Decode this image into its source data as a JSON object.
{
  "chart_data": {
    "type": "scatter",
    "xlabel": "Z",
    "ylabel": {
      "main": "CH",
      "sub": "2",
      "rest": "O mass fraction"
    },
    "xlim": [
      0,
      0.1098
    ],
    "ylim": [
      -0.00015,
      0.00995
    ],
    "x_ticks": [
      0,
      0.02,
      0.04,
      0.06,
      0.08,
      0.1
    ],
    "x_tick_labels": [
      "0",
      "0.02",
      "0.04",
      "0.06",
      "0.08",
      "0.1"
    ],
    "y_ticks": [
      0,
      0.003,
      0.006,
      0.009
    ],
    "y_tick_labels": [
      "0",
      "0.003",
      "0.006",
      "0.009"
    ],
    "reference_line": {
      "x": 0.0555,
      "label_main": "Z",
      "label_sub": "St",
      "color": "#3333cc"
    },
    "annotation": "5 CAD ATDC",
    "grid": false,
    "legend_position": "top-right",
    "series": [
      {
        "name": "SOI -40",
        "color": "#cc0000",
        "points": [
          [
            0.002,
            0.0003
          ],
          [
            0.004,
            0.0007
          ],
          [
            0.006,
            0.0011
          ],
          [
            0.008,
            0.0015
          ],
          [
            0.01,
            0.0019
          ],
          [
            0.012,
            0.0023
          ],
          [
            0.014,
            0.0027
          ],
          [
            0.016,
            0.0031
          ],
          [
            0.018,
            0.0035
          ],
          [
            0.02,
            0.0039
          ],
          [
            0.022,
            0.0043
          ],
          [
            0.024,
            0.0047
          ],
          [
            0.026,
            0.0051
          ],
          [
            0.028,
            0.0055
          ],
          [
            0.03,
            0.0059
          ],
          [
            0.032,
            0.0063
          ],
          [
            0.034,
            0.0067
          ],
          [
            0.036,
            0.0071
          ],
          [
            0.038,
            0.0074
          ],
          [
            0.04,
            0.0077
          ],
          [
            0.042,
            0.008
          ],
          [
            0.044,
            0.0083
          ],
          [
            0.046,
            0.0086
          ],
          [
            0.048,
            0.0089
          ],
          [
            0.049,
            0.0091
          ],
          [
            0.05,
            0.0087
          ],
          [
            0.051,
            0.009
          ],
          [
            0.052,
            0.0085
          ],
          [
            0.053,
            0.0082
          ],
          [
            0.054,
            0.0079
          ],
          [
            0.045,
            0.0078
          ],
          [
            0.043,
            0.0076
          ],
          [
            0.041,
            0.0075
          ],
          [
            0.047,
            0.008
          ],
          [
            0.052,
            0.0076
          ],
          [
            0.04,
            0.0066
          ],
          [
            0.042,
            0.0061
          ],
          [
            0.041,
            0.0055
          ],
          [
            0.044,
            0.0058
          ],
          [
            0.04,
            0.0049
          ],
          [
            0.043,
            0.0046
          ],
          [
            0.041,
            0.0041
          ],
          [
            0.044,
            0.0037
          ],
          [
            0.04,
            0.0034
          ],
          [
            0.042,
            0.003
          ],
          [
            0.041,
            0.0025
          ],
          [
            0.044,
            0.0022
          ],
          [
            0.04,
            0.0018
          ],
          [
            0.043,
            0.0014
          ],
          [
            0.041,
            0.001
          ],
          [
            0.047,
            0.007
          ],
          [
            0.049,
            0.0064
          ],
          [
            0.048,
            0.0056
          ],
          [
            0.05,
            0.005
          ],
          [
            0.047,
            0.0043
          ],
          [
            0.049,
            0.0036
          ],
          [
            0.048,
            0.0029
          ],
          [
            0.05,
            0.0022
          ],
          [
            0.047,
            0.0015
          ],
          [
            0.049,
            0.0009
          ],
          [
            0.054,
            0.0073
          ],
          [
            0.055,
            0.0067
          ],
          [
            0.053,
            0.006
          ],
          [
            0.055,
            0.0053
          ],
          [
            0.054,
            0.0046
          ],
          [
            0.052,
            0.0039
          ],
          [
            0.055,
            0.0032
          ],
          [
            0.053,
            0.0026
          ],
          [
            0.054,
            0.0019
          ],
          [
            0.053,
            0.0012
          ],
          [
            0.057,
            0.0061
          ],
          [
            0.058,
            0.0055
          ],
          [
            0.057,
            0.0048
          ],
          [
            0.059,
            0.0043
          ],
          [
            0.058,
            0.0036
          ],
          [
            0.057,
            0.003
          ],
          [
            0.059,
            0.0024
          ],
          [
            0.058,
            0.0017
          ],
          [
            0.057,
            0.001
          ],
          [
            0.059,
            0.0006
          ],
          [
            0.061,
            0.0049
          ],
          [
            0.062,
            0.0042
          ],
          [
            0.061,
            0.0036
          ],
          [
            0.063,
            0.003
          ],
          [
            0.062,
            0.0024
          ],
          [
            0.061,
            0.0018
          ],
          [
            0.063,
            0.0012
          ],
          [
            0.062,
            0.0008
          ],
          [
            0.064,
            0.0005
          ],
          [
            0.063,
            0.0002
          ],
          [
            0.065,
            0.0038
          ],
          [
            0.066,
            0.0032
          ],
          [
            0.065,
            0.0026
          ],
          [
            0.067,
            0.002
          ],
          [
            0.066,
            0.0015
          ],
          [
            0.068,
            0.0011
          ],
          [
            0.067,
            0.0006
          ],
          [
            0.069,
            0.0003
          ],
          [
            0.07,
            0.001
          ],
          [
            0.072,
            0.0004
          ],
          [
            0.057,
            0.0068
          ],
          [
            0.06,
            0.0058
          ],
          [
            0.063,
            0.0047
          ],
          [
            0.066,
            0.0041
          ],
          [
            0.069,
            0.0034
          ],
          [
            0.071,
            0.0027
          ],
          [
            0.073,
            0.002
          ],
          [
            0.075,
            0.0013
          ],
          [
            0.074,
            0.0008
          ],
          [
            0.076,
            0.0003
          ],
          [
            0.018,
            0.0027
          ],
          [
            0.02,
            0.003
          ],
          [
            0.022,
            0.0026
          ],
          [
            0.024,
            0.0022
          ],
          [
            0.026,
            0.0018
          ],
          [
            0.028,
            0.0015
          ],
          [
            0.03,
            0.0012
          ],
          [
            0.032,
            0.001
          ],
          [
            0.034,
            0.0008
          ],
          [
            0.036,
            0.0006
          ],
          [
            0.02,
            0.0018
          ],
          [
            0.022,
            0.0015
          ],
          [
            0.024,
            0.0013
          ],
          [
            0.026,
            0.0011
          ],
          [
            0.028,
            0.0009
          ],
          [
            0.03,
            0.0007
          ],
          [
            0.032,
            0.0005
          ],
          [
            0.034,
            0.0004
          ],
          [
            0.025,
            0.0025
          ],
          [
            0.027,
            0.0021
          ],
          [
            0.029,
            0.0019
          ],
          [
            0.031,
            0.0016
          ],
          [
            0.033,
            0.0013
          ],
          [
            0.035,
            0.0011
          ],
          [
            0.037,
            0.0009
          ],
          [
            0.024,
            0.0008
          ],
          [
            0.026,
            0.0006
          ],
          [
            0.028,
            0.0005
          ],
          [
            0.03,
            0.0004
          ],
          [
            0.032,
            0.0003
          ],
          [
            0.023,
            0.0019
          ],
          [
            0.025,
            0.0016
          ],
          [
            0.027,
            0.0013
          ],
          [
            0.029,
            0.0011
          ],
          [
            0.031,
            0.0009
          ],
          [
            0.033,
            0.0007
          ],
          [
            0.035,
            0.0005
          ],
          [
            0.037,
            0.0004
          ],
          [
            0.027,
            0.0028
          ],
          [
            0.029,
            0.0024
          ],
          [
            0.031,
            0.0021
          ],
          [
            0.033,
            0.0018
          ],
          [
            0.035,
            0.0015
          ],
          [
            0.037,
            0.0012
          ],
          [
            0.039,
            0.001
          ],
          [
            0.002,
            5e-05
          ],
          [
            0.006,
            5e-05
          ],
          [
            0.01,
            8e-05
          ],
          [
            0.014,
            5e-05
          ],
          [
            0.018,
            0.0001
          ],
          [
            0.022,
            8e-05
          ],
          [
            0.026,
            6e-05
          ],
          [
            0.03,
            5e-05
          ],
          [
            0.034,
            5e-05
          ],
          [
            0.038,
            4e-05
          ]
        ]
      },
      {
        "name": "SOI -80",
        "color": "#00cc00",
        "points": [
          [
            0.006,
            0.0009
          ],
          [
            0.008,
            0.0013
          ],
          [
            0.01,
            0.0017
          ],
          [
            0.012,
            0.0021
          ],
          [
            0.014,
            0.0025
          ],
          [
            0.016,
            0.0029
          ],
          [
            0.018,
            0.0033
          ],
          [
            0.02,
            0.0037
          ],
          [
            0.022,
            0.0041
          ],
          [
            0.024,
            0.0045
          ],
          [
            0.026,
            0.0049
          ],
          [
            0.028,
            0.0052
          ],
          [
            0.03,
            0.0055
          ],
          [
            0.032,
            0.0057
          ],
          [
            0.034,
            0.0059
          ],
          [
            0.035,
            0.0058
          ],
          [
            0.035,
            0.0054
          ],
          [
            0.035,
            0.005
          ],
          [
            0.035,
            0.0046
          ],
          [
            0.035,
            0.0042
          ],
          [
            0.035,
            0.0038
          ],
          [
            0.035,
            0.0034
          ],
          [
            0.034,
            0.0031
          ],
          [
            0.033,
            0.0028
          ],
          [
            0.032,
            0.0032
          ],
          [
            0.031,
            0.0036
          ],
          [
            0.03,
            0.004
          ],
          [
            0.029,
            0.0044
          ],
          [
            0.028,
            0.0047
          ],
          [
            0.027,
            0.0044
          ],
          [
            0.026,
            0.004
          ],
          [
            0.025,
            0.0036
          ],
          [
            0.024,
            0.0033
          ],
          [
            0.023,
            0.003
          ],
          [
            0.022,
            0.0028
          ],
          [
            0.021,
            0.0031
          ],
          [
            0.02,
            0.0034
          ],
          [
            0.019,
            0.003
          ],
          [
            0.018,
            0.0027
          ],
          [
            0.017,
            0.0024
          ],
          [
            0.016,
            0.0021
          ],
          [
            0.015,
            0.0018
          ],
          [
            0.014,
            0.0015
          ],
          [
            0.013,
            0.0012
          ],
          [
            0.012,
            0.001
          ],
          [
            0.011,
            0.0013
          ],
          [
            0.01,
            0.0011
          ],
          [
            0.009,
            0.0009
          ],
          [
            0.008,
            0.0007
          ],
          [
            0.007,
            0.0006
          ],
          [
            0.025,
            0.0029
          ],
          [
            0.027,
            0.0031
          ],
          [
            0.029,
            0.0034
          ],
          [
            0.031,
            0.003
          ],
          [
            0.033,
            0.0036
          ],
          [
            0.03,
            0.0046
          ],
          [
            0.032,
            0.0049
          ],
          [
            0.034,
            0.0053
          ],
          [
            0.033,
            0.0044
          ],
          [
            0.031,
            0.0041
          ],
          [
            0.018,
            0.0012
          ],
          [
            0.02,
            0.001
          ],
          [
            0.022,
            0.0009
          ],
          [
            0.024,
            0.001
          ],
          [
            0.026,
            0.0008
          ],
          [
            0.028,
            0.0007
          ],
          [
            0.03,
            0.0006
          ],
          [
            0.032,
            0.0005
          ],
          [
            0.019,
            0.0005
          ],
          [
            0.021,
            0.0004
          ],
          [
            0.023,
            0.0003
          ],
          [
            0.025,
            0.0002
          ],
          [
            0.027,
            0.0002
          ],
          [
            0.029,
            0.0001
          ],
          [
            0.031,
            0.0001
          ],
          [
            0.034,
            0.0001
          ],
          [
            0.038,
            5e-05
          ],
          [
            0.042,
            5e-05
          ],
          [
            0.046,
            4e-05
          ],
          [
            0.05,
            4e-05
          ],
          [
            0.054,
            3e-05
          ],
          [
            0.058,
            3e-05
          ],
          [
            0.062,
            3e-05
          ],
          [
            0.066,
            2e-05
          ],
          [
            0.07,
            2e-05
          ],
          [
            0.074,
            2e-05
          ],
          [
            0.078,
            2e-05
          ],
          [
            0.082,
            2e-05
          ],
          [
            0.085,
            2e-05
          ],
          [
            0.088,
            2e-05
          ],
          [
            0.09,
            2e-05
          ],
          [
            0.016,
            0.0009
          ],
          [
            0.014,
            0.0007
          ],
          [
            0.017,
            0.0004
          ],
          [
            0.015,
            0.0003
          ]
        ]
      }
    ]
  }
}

__________________________________________________

DIRECTIONS:
Using the records above, pull out each line where the word "color" occurs.

SOLUTION TO THE EXERCISE:
      "color": "#3333cc"
        "color": "#cc0000",
        "color": "#00cc00",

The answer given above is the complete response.